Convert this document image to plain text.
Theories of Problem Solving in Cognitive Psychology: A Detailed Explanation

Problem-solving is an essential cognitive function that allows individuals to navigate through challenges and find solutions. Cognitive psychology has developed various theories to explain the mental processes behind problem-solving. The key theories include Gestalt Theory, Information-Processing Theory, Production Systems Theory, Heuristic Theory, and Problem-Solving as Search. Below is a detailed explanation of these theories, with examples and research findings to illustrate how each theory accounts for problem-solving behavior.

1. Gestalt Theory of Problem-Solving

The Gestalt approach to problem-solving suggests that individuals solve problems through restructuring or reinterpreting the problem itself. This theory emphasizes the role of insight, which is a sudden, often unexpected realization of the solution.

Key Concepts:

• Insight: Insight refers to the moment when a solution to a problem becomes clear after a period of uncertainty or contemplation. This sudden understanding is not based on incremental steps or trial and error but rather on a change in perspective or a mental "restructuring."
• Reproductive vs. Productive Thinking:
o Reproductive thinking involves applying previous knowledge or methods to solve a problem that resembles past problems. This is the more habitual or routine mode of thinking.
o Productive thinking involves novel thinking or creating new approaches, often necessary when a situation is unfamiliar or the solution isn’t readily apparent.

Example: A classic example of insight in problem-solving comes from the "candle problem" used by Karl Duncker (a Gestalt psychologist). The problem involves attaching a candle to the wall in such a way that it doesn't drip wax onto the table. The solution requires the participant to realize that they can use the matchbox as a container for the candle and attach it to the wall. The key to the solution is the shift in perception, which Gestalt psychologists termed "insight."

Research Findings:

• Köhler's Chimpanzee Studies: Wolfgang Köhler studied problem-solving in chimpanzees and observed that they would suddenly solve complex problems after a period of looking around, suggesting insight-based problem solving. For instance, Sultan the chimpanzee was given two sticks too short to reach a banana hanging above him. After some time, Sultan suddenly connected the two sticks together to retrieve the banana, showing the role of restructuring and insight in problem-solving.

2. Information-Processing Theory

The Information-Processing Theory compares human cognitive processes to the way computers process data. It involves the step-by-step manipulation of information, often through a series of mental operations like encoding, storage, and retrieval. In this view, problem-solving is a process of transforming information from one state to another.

→ **THE REQUEST**:
Copy each record from above without leaving any out.

→ **FULL OUTPUT**:
Convert this document image to plain text.
Theories of Problem Solving in Cognitive Psychology: A Detailed Explanation

Problem-solving is an essential cognitive function that allows individuals to navigate through challenges and find solutions. Cognitive psychology has developed various theories to explain the mental processes behind problem-solving. The key theories include Gestalt Theory, Information-Processing Theory, Production Systems Theory, Heuristic Theory, and Problem-Solving as Search. Below is a detailed explanation of these theories, with examples and research findings to illustrate how each theory accounts for problem-solving behavior.

1. Gestalt Theory of Problem-Solving

The Gestalt approach to problem-solving suggests that individuals solve problems through restructuring or reinterpreting the problem itself. This theory emphasizes the role of insight, which is a sudden, often unexpected realization of the solution.

Key Concepts:

• Insight: Insight refers to the moment when a solution to a problem becomes clear after a period of uncertainty or contemplation. This sudden understanding is not based on incremental steps or trial and error but rather on a change in perspective or a mental "restructuring."
• Reproductive vs. Productive Thinking:
o Reproductive thinking involves applying previous knowledge or methods to solve a problem that resembles past problems. This is the more habitual or routine mode of thinking.
o Productive thinking involves novel thinking or creating new approaches, often necessary when a situation is unfamiliar or the solution isn’t readily apparent.

Example: A classic example of insight in problem-solving comes from the "candle problem" used by Karl Duncker (a Gestalt psychologist). The problem involves attaching a candle to the wall in such a way that it doesn't drip wax onto the table. The solution requires the participant to realize that they can use the matchbox as a container for the candle and attach it to the wall. The key to the solution is the shift in perception, which Gestalt psychologists termed "insight."

Research Findings:

• Köhler's Chimpanzee Studies: Wolfgang Köhler studied problem-solving in chimpanzees and observed that they would suddenly solve complex problems after a period of looking around, suggesting insight-based problem solving. For instance, Sultan the chimpanzee was given two sticks too short to reach a banana hanging above him. After some time, Sultan suddenly connected the two sticks together to retrieve the banana, showing the role of restructuring and insight in problem-solving.

2. Information-Processing Theory

The Information-Processing Theory compares human cognitive processes to the way computers process data. It involves the step-by-step manipulation of information, often through a series of mental operations like encoding, storage, and retrieval. In this view, problem-solving is a process of transforming information from one state to another.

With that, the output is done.